- Prompt
Every record below should be written out exactly; pictures stay out.

- Data shown

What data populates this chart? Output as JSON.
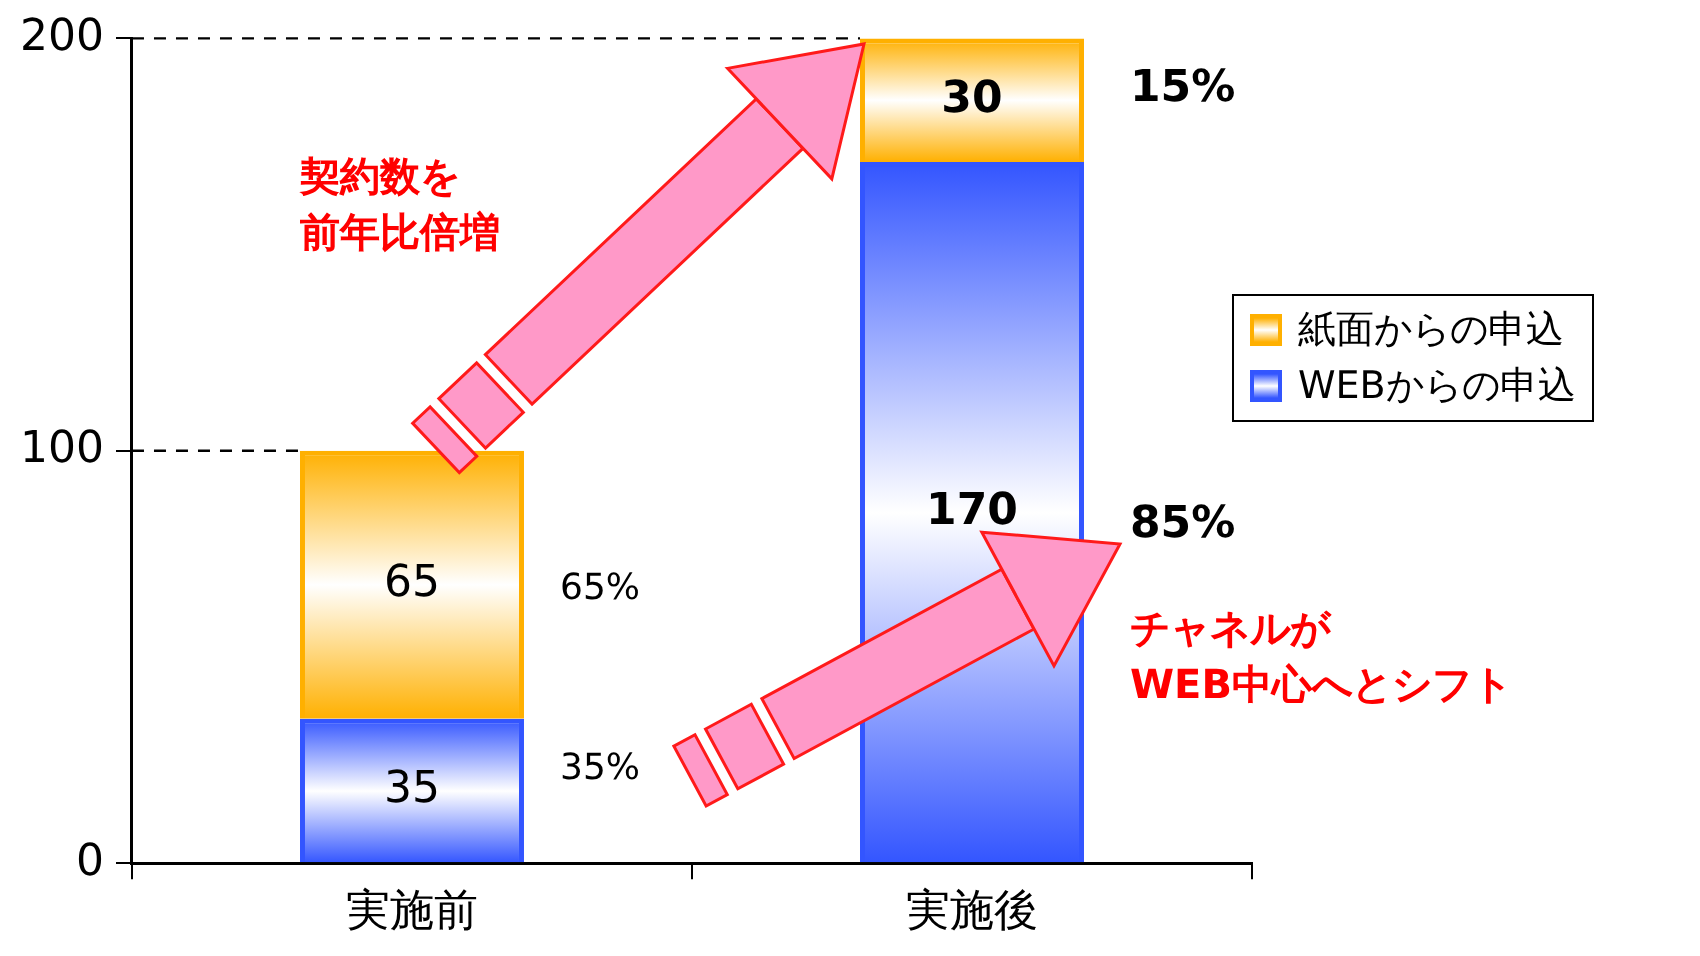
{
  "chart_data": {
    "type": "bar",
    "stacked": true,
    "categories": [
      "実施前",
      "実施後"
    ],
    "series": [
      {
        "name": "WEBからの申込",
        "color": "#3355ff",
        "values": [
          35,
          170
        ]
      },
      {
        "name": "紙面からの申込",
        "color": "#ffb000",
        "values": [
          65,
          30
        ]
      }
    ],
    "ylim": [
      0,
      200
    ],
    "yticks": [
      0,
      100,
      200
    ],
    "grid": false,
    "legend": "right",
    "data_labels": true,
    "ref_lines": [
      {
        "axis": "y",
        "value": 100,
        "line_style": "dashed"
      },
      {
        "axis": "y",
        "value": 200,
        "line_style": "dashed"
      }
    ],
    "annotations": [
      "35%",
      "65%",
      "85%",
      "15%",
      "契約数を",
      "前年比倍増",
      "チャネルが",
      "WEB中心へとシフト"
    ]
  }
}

- Result of this task
What data populates this chart? Output as JSON.
{
  "chart_data": {
    "type": "bar",
    "stacked": true,
    "categories": [
      "実施前",
      "実施後"
    ],
    "series": [
      {
        "name": "WEBからの申込",
        "color": "#3355ff",
        "values": [
          35,
          170
        ]
      },
      {
        "name": "紙面からの申込",
        "color": "#ffb000",
        "values": [
          65,
          30
        ]
      }
    ],
    "ylim": [
      0,
      200
    ],
    "yticks": [
      0,
      100,
      200
    ],
    "grid": false,
    "legend": "right",
    "data_labels": true,
    "ref_lines": [
      {
        "axis": "y",
        "value": 100,
        "line_style": "dashed"
      },
      {
        "axis": "y",
        "value": 200,
        "line_style": "dashed"
      }
    ],
    "annotations": [
      "35%",
      "65%",
      "85%",
      "15%",
      "契約数を",
      "前年比倍増",
      "チャネルが",
      "WEB中心へとシフト"
    ]
  }
}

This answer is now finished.